● **WHAT IS NEEDED**:
How many of the lines that follow contain the word "desagrado"? Give only the number.

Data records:
%%

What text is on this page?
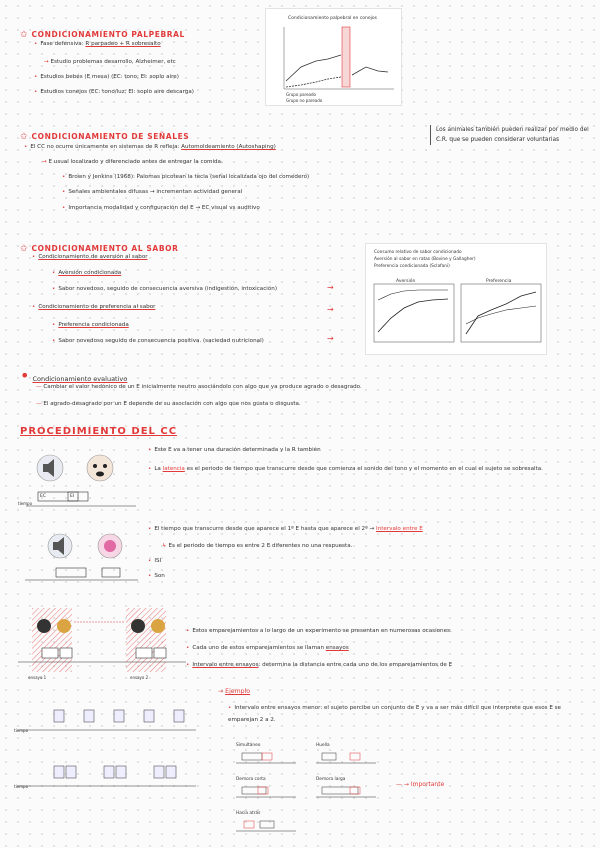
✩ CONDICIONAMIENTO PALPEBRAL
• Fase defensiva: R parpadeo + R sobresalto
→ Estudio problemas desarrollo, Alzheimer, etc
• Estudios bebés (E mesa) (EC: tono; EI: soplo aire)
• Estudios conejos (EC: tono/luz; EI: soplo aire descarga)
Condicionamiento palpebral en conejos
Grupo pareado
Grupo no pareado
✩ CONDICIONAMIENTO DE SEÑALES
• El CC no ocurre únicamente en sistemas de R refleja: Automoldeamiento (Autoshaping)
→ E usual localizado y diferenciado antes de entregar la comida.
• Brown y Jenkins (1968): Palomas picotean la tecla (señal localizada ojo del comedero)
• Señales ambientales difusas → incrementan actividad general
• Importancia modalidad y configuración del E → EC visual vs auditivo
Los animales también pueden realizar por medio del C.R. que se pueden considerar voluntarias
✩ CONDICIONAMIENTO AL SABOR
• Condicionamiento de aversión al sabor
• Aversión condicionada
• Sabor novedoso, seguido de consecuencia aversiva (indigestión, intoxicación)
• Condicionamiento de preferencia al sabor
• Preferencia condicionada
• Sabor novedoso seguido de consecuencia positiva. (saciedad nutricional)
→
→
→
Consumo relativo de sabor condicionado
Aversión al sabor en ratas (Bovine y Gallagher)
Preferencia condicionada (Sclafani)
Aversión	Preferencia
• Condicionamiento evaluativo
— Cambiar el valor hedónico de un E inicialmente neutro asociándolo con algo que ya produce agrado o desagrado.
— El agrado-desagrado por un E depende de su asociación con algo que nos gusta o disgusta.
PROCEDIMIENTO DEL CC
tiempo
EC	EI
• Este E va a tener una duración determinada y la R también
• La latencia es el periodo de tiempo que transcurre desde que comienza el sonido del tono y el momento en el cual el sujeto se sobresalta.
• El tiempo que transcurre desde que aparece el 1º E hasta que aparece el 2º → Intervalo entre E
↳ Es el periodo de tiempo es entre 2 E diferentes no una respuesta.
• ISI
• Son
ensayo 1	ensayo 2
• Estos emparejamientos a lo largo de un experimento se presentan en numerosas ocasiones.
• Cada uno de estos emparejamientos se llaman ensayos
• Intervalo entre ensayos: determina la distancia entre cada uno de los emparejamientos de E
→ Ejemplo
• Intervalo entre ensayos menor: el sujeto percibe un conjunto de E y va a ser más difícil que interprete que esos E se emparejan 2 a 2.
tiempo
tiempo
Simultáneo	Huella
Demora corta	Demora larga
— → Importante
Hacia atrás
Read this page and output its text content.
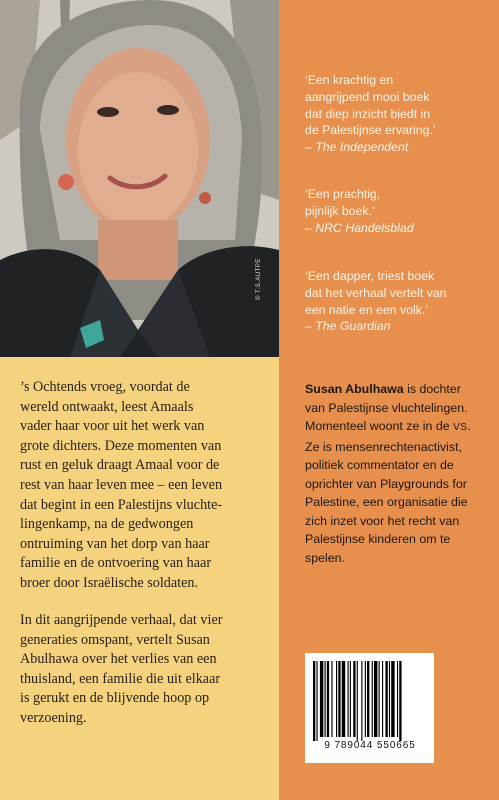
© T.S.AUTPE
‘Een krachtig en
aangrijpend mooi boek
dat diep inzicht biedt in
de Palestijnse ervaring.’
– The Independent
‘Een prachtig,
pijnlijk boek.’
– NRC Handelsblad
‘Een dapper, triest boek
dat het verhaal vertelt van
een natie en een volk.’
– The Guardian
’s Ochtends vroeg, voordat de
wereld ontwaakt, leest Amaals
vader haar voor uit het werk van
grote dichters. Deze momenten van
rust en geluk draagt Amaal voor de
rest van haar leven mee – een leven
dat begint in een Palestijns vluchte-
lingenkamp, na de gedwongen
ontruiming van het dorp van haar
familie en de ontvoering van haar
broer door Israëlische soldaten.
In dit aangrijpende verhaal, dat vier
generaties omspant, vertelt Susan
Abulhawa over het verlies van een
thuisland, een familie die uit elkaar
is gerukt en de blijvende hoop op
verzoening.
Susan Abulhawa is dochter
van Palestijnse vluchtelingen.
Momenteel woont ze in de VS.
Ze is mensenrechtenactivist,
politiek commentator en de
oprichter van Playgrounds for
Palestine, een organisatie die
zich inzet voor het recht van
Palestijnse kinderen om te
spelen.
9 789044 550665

%%

● **EXERCISE OUTPUT**:
2